__YOUR GOAL__
Copy out each line below that has the word "description" in it.

— Begin DATA FOR THE TASK —

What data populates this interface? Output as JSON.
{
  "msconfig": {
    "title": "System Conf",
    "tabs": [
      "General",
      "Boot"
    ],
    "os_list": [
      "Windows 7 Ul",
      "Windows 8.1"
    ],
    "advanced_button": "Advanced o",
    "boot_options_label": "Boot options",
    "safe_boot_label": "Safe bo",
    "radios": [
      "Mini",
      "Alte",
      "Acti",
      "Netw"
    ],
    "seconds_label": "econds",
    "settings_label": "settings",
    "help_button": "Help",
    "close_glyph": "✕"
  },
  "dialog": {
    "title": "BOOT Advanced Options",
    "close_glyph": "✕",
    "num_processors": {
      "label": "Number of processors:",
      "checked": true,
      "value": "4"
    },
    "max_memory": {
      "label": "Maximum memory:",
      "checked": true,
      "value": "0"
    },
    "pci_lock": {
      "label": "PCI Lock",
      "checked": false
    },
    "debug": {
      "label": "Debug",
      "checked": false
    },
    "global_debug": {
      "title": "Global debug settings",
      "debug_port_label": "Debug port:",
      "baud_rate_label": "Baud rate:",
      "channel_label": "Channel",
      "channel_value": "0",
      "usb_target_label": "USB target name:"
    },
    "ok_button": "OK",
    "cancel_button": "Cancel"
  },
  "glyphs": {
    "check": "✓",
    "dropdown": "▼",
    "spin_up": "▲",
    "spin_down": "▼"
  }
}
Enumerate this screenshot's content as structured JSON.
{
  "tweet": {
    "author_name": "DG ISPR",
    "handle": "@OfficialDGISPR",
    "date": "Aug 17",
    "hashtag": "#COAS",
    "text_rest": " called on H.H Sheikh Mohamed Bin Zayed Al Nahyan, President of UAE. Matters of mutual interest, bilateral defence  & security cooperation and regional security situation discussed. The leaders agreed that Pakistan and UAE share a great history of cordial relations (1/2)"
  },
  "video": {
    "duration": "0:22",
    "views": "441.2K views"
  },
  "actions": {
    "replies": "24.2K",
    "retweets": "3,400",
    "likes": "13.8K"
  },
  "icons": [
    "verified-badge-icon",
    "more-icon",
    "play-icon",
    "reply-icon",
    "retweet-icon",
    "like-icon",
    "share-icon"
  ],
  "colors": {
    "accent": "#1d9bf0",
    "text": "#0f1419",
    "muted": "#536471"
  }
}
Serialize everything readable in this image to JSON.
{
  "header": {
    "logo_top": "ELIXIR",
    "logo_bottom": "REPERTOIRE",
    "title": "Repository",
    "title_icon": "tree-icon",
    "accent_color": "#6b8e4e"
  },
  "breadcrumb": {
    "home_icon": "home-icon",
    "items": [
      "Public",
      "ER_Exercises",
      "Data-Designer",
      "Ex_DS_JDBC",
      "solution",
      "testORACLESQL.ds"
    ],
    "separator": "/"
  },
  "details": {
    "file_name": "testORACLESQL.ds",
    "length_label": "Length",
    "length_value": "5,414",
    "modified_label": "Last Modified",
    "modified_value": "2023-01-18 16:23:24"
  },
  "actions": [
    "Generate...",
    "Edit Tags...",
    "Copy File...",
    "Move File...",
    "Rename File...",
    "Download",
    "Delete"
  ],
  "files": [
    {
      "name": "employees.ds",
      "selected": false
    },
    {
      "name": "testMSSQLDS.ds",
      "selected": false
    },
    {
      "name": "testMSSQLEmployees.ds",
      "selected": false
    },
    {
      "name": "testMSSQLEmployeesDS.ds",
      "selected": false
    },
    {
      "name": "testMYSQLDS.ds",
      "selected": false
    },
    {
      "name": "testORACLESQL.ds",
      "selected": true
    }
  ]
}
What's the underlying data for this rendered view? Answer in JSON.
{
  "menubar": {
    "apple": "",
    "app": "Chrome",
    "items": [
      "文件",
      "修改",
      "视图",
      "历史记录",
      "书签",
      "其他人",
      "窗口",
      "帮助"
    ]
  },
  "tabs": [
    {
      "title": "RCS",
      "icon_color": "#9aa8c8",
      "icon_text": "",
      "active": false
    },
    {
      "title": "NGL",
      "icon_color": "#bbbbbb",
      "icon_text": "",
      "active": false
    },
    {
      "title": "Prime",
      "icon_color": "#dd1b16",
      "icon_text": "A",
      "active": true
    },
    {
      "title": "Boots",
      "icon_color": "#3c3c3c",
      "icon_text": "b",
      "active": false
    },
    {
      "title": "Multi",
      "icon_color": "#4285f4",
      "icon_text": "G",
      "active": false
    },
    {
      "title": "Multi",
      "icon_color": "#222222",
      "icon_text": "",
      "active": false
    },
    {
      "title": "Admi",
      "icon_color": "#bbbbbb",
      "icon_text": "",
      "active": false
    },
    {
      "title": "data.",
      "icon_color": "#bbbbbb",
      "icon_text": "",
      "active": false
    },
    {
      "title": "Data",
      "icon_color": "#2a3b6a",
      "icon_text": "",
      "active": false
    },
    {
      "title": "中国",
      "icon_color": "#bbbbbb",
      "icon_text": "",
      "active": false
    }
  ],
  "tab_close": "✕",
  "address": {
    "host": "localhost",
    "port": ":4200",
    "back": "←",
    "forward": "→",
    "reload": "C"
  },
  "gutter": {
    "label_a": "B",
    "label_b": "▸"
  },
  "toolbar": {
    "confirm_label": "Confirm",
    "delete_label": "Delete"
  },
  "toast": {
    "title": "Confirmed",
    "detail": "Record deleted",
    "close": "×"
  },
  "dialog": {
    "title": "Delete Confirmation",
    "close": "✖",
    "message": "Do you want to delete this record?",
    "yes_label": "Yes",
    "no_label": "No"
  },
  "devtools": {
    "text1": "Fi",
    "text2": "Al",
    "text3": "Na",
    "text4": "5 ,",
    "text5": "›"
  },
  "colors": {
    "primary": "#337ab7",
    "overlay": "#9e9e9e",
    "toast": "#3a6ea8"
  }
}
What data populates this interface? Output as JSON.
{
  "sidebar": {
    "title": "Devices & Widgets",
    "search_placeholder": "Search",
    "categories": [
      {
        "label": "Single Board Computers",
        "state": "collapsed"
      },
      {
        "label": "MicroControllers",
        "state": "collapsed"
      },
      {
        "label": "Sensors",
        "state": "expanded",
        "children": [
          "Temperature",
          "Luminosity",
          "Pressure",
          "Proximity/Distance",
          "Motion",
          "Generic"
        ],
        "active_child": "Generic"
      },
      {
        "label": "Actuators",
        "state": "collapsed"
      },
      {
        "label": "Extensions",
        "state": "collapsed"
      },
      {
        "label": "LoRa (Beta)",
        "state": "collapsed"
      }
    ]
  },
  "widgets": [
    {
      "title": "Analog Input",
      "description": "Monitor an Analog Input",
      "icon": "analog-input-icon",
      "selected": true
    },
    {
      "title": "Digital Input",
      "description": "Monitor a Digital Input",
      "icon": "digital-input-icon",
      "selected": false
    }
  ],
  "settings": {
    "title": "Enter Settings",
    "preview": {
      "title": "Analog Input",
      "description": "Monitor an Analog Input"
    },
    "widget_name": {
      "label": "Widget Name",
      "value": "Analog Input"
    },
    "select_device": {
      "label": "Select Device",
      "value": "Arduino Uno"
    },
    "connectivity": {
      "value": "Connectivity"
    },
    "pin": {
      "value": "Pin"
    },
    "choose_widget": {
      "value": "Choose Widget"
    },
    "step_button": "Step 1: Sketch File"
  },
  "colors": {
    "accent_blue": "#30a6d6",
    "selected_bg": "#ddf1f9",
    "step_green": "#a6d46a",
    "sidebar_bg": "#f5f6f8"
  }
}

— End DATA FOR THE TASK —

__RESULT OF THE TASK__
      "description": "Monitor an Analog Input",
      "description": "Monitor a Digital Input",
      "description": "Monitor an Analog Input"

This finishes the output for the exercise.